WRITTEN REQUEST. Reproduce each line of the material exactly, minus any picture.

(Figure record listings)
***
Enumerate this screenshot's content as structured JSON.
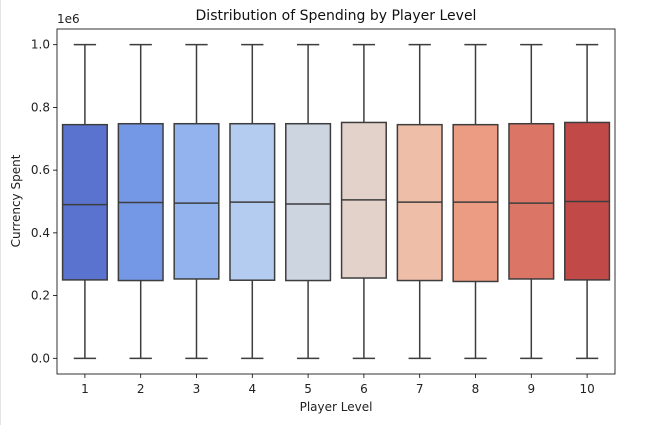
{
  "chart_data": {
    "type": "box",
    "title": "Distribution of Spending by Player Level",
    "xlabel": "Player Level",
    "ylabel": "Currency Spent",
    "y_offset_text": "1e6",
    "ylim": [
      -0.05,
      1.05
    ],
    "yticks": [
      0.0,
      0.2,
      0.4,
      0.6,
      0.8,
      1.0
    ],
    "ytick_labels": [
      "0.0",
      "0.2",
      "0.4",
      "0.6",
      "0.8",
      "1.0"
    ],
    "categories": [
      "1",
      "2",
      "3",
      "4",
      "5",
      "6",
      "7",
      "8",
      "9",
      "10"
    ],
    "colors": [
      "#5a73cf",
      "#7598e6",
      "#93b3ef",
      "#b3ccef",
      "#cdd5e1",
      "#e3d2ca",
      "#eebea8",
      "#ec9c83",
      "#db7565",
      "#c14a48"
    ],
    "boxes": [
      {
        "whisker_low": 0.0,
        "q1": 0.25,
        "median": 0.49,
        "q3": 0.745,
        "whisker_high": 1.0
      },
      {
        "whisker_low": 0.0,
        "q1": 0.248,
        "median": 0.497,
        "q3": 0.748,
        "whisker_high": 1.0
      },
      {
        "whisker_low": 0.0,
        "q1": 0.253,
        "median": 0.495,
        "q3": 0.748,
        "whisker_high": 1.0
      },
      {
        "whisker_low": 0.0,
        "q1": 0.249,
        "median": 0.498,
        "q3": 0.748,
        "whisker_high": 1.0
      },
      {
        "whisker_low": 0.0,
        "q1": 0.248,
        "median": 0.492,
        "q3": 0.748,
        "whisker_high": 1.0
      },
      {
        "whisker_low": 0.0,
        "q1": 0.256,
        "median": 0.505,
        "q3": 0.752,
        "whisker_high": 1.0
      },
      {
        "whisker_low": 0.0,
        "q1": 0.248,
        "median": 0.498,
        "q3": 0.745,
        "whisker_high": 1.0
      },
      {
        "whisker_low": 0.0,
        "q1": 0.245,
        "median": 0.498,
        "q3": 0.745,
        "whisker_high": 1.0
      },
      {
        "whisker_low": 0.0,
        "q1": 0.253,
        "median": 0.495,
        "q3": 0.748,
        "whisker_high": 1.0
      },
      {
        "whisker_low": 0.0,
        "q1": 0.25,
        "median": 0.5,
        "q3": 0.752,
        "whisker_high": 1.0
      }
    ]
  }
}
***
SOLUTION BELOW.
Enumerate this screenshot's content as structured JSON.
{
  "chart_data": {
    "type": "box",
    "title": "Distribution of Spending by Player Level",
    "xlabel": "Player Level",
    "ylabel": "Currency Spent",
    "y_offset_text": "1e6",
    "ylim": [
      -0.05,
      1.05
    ],
    "yticks": [
      0.0,
      0.2,
      0.4,
      0.6,
      0.8,
      1.0
    ],
    "ytick_labels": [
      "0.0",
      "0.2",
      "0.4",
      "0.6",
      "0.8",
      "1.0"
    ],
    "categories": [
      "1",
      "2",
      "3",
      "4",
      "5",
      "6",
      "7",
      "8",
      "9",
      "10"
    ],
    "colors": [
      "#5a73cf",
      "#7598e6",
      "#93b3ef",
      "#b3ccef",
      "#cdd5e1",
      "#e3d2ca",
      "#eebea8",
      "#ec9c83",
      "#db7565",
      "#c14a48"
    ],
    "boxes": [
      {
        "whisker_low": 0.0,
        "q1": 0.25,
        "median": 0.49,
        "q3": 0.745,
        "whisker_high": 1.0
      },
      {
        "whisker_low": 0.0,
        "q1": 0.248,
        "median": 0.497,
        "q3": 0.748,
        "whisker_high": 1.0
      },
      {
        "whisker_low": 0.0,
        "q1": 0.253,
        "median": 0.495,
        "q3": 0.748,
        "whisker_high": 1.0
      },
      {
        "whisker_low": 0.0,
        "q1": 0.249,
        "median": 0.498,
        "q3": 0.748,
        "whisker_high": 1.0
      },
      {
        "whisker_low": 0.0,
        "q1": 0.248,
        "median": 0.492,
        "q3": 0.748,
        "whisker_high": 1.0
      },
      {
        "whisker_low": 0.0,
        "q1": 0.256,
        "median": 0.505,
        "q3": 0.752,
        "whisker_high": 1.0
      },
      {
        "whisker_low": 0.0,
        "q1": 0.248,
        "median": 0.498,
        "q3": 0.745,
        "whisker_high": 1.0
      },
      {
        "whisker_low": 0.0,
        "q1": 0.245,
        "median": 0.498,
        "q3": 0.745,
        "whisker_high": 1.0
      },
      {
        "whisker_low": 0.0,
        "q1": 0.253,
        "median": 0.495,
        "q3": 0.748,
        "whisker_high": 1.0
      },
      {
        "whisker_low": 0.0,
        "q1": 0.25,
        "median": 0.5,
        "q3": 0.752,
        "whisker_high": 1.0
      }
    ]
  }
}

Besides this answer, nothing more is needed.